== Instructions to follow ==
Assemble all lines in which the string "Employment" appears.

== Data ==

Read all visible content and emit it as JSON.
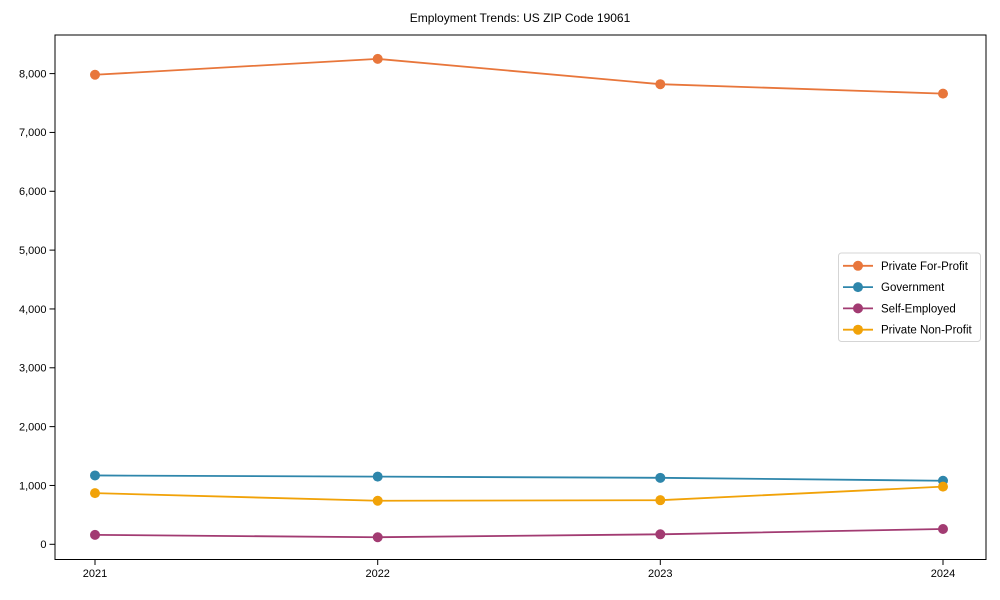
{
  "title": "Employment Trends: US ZIP Code 19061",
  "chart_data": {
    "type": "line",
    "title": "Employment Trends: US ZIP Code 19061",
    "xlabel": "",
    "ylabel": "",
    "x": [
      2021,
      2022,
      2023,
      2024
    ],
    "x_tick_labels": [
      "2021",
      "2022",
      "2023",
      "2024"
    ],
    "y_ticks": [
      0,
      1000,
      2000,
      3000,
      4000,
      5000,
      6000,
      7000,
      8000
    ],
    "y_tick_labels": [
      "0",
      "1,000",
      "2,000",
      "3,000",
      "4,000",
      "5,000",
      "6,000",
      "7,000",
      "8,000"
    ],
    "ylim": [
      -270,
      8660
    ],
    "grid": false,
    "legend_position": "right",
    "series": [
      {
        "name": "Private For-Profit",
        "color": "#E8763B",
        "values": [
          7980,
          8250,
          7820,
          7660
        ]
      },
      {
        "name": "Government",
        "color": "#2E86AB",
        "values": [
          1170,
          1150,
          1130,
          1080
        ]
      },
      {
        "name": "Self-Employed",
        "color": "#A23B72",
        "values": [
          160,
          120,
          170,
          260
        ]
      },
      {
        "name": "Private Non-Profit",
        "color": "#F1A208",
        "values": [
          870,
          740,
          750,
          980
        ]
      }
    ],
    "marker": "circle",
    "background_color": "#ffffff",
    "axis_color": "#000000"
  }
}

== Answer to this task ==
  "title": "Employment Trends: US ZIP Code 19061",
    "title": "Employment Trends: US ZIP Code 19061",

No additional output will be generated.